== EXTRACTED MATERIAL ==

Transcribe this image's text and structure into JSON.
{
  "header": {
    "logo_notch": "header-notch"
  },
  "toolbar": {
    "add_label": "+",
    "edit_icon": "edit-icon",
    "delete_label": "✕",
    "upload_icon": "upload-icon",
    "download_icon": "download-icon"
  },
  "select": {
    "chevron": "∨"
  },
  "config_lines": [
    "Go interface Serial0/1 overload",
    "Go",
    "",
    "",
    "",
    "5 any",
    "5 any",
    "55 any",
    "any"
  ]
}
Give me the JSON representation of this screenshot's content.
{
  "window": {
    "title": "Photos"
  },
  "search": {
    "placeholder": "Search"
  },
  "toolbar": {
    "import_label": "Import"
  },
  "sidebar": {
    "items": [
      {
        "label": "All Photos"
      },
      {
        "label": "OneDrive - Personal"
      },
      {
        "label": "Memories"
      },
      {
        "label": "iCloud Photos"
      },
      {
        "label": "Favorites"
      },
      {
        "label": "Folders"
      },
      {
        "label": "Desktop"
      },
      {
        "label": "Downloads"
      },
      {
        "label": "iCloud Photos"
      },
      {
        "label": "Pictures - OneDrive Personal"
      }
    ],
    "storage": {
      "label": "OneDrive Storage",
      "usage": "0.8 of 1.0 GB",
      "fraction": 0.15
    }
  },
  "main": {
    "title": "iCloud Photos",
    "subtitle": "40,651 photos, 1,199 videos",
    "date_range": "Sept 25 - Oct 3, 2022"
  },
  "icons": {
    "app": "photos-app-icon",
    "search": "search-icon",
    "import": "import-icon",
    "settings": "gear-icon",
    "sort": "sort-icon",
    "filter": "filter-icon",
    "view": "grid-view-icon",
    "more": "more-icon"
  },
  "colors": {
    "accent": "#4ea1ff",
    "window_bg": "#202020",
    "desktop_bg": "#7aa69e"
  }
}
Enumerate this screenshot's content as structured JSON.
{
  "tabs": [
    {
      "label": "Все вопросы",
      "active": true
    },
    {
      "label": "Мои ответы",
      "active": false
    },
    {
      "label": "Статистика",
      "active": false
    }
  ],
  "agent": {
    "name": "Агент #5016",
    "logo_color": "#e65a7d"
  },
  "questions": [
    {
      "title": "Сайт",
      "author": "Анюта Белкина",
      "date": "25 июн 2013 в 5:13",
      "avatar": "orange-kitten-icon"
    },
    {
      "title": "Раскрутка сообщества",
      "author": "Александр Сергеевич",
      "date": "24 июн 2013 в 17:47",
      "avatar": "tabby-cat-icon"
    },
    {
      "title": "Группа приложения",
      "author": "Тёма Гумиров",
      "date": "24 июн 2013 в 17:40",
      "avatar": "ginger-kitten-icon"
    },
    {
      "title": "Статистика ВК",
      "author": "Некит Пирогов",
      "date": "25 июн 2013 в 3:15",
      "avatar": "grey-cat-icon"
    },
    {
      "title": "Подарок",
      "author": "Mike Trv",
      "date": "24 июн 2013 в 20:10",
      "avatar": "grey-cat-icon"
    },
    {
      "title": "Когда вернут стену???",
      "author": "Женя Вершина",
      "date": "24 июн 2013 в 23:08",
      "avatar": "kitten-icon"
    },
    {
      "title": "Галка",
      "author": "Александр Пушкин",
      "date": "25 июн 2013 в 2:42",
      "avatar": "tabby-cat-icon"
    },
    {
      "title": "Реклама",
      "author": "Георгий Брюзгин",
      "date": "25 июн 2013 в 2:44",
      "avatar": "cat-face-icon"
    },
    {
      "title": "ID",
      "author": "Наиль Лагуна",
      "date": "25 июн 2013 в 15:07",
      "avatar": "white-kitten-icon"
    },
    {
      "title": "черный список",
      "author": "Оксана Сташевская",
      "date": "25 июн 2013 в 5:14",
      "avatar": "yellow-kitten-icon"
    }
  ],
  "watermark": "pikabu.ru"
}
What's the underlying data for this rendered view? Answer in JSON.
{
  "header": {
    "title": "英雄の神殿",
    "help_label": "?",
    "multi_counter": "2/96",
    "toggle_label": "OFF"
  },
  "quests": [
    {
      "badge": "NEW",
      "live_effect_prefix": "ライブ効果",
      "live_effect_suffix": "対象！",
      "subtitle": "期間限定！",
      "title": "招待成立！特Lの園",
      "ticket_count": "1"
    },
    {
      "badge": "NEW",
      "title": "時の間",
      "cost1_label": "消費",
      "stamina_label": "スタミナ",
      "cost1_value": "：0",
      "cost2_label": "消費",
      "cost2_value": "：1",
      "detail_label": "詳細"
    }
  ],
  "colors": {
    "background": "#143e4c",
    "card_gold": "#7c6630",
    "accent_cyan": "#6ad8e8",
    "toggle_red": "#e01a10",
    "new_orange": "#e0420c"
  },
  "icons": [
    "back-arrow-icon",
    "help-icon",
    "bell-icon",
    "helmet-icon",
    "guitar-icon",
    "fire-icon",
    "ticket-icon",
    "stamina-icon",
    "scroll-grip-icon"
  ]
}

===

EXERCISE>
Pull out each line of the records holding the string "kitten".

WRITTEN RESPONSE>
      "avatar": "orange-kitten-icon"
      "avatar": "ginger-kitten-icon"
      "avatar": "kitten-icon"
      "avatar": "white-kitten-icon"
      "avatar": "yellow-kitten-icon"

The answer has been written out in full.